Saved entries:
= = = =
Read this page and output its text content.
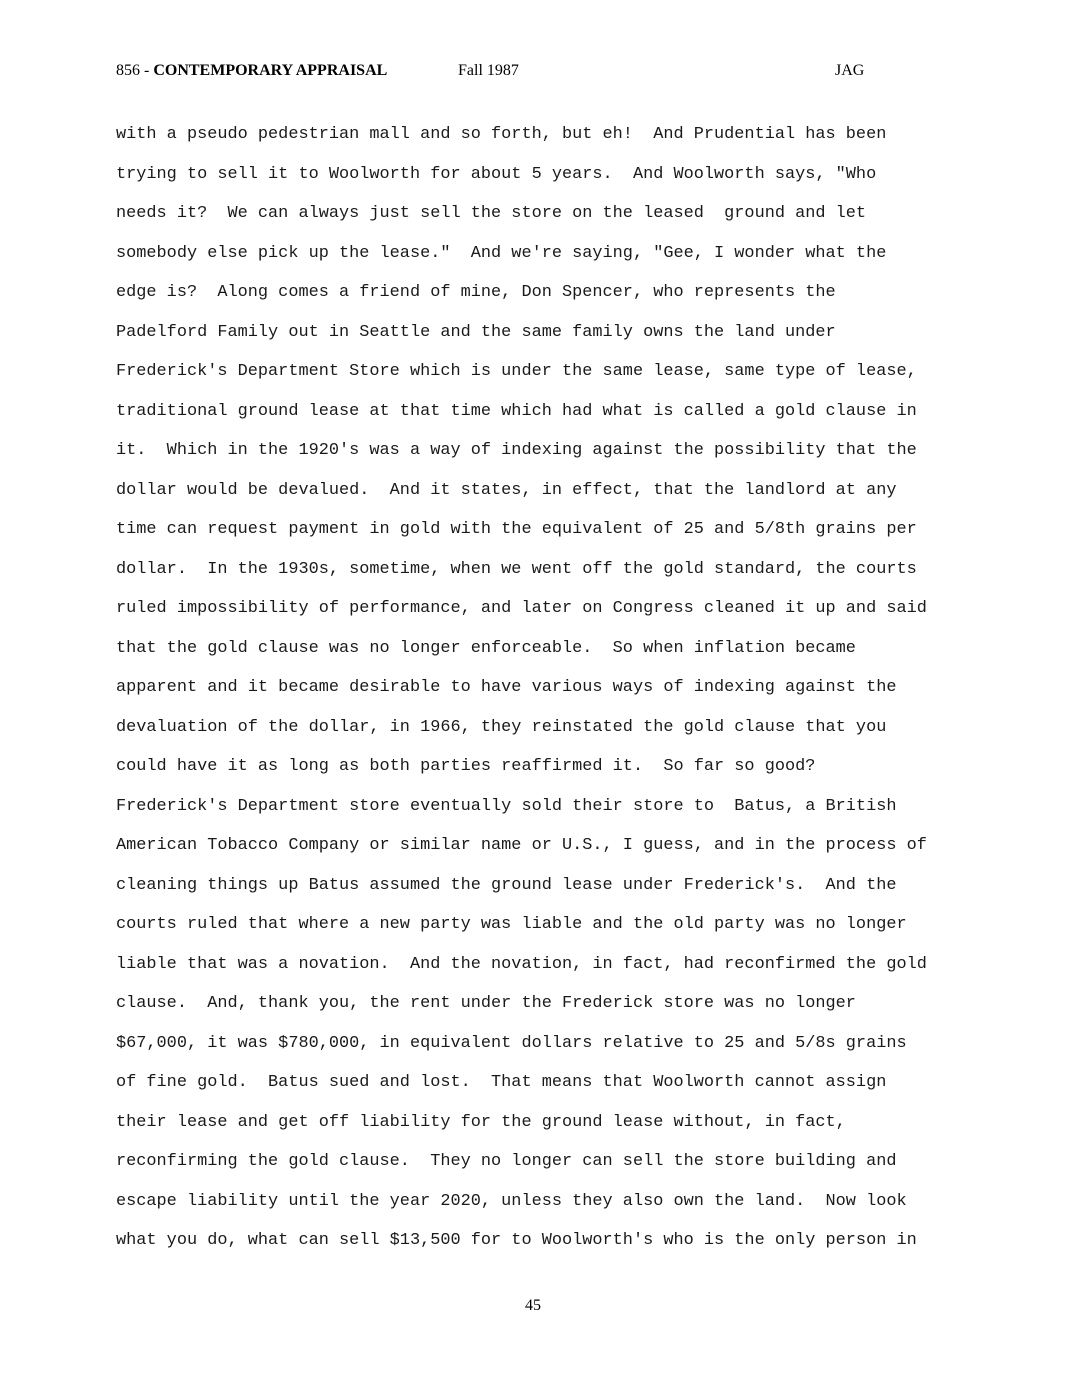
856 - CONTEMPORARY APPRAISAL	Fall 1987	JAG
with a pseudo pedestrian mall and so forth, but eh!  And Prudential has been
trying to sell it to Woolworth for about 5 years.  And Woolworth says, "Who
needs it?  We can always just sell the store on the leased  ground and let
somebody else pick up the lease."  And we're saying, "Gee, I wonder what the
edge is?  Along comes a friend of mine, Don Spencer, who represents the
Padelford Family out in Seattle and the same family owns the land under
Frederick's Department Store which is under the same lease, same type of lease,
traditional ground lease at that time which had what is called a gold clause in
it.  Which in the 1920's was a way of indexing against the possibility that the
dollar would be devalued.  And it states, in effect, that the landlord at any
time can request payment in gold with the equivalent of 25 and 5/8th grains per
dollar.  In the 1930s, sometime, when we went off the gold standard, the courts
ruled impossibility of performance, and later on Congress cleaned it up and said
that the gold clause was no longer enforceable.  So when inflation became
apparent and it became desirable to have various ways of indexing against the
devaluation of the dollar, in 1966, they reinstated the gold clause that you
could have it as long as both parties reaffirmed it.  So far so good?
Frederick's Department store eventually sold their store to  Batus, a British
American Tobacco Company or similar name or U.S., I guess, and in the process of
cleaning things up Batus assumed the ground lease under Frederick's.  And the
courts ruled that where a new party was liable and the old party was no longer
liable that was a novation.  And the novation, in fact, had reconfirmed the gold
clause.  And, thank you, the rent under the Frederick store was no longer
$67,000, it was $780,000, in equivalent dollars relative to 25 and 5/8s grains
of fine gold.  Batus sued and lost.  That means that Woolworth cannot assign
their lease and get off liability for the ground lease without, in fact,
reconfirming the gold clause.  They no longer can sell the store building and
escape liability until the year 2020, unless they also own the land.  Now look
what you do, what can sell $13,500 for to Woolworth's who is the only person in
45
= = = =
> **What the task requires**: Quote the records above exactly, leaving out any pictures.

> **Final result**:
Read this page and output its text content.
856 - CONTEMPORARY APPRAISAL	Fall 1987	JAG
with a pseudo pedestrian mall and so forth, but eh!  And Prudential has been
trying to sell it to Woolworth for about 5 years.  And Woolworth says, "Who
needs it?  We can always just sell the store on the leased  ground and let
somebody else pick up the lease."  And we're saying, "Gee, I wonder what the
edge is?  Along comes a friend of mine, Don Spencer, who represents the
Padelford Family out in Seattle and the same family owns the land under
Frederick's Department Store which is under the same lease, same type of lease,
traditional ground lease at that time which had what is called a gold clause in
it.  Which in the 1920's was a way of indexing against the possibility that the
dollar would be devalued.  And it states, in effect, that the landlord at any
time can request payment in gold with the equivalent of 25 and 5/8th grains per
dollar.  In the 1930s, sometime, when we went off the gold standard, the courts
ruled impossibility of performance, and later on Congress cleaned it up and said
that the gold clause was no longer enforceable.  So when inflation became
apparent and it became desirable to have various ways of indexing against the
devaluation of the dollar, in 1966, they reinstated the gold clause that you
could have it as long as both parties reaffirmed it.  So far so good?
Frederick's Department store eventually sold their store to  Batus, a British
American Tobacco Company or similar name or U.S., I guess, and in the process of
cleaning things up Batus assumed the ground lease under Frederick's.  And the
courts ruled that where a new party was liable and the old party was no longer
liable that was a novation.  And the novation, in fact, had reconfirmed the gold
clause.  And, thank you, the rent under the Frederick store was no longer
$67,000, it was $780,000, in equivalent dollars relative to 25 and 5/8s grains
of fine gold.  Batus sued and lost.  That means that Woolworth cannot assign
their lease and get off liability for the ground lease without, in fact,
reconfirming the gold clause.  They no longer can sell the store building and
escape liability until the year 2020, unless they also own the land.  Now look
what you do, what can sell $13,500 for to Woolworth's who is the only person in
45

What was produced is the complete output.